Short problem.
Identify every line containing the word "things" and reproduce each one.
## START Input for this task
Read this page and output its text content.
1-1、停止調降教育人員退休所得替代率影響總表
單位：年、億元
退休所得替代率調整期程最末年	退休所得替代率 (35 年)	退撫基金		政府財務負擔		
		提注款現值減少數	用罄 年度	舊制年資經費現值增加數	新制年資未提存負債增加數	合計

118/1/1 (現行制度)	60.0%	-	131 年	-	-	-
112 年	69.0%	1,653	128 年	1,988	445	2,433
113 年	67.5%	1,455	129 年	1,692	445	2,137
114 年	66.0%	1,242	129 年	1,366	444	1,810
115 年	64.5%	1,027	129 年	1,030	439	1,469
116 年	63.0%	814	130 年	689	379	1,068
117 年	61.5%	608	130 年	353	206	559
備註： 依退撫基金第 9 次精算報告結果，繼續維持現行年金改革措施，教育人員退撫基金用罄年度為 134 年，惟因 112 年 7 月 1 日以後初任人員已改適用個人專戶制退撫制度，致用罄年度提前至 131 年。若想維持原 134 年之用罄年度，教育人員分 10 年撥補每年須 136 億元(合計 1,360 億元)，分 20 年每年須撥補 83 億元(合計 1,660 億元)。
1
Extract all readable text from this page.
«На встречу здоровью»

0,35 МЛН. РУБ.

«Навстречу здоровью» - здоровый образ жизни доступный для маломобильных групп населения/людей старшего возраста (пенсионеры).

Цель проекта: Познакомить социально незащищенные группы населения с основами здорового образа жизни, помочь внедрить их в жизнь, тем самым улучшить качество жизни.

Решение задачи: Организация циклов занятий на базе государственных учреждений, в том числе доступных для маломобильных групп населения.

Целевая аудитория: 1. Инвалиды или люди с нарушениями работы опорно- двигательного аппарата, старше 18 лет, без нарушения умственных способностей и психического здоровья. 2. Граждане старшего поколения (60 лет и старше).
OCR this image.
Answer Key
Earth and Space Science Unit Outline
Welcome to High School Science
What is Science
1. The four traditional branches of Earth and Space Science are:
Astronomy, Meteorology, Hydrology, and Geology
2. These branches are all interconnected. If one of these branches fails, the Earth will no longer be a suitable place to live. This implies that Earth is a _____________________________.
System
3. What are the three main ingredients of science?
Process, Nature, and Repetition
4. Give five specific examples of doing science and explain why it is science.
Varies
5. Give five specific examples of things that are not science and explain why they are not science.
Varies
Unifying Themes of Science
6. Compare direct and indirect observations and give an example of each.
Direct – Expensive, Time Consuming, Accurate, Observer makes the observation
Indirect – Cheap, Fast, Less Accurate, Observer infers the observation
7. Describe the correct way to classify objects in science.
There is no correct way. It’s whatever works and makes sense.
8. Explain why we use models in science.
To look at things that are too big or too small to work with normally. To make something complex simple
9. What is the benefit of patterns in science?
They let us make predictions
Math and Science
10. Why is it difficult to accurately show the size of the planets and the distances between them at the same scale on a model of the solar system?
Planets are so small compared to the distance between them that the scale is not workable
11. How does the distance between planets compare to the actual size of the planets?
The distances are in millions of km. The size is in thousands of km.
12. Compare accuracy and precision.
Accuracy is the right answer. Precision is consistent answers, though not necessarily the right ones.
## END Input for this task
Solution to the problem.
5. Give five specific examples of things that are not science and explain why they are not science.
To look at things that are too big or too small to work with normally. To make something complex simple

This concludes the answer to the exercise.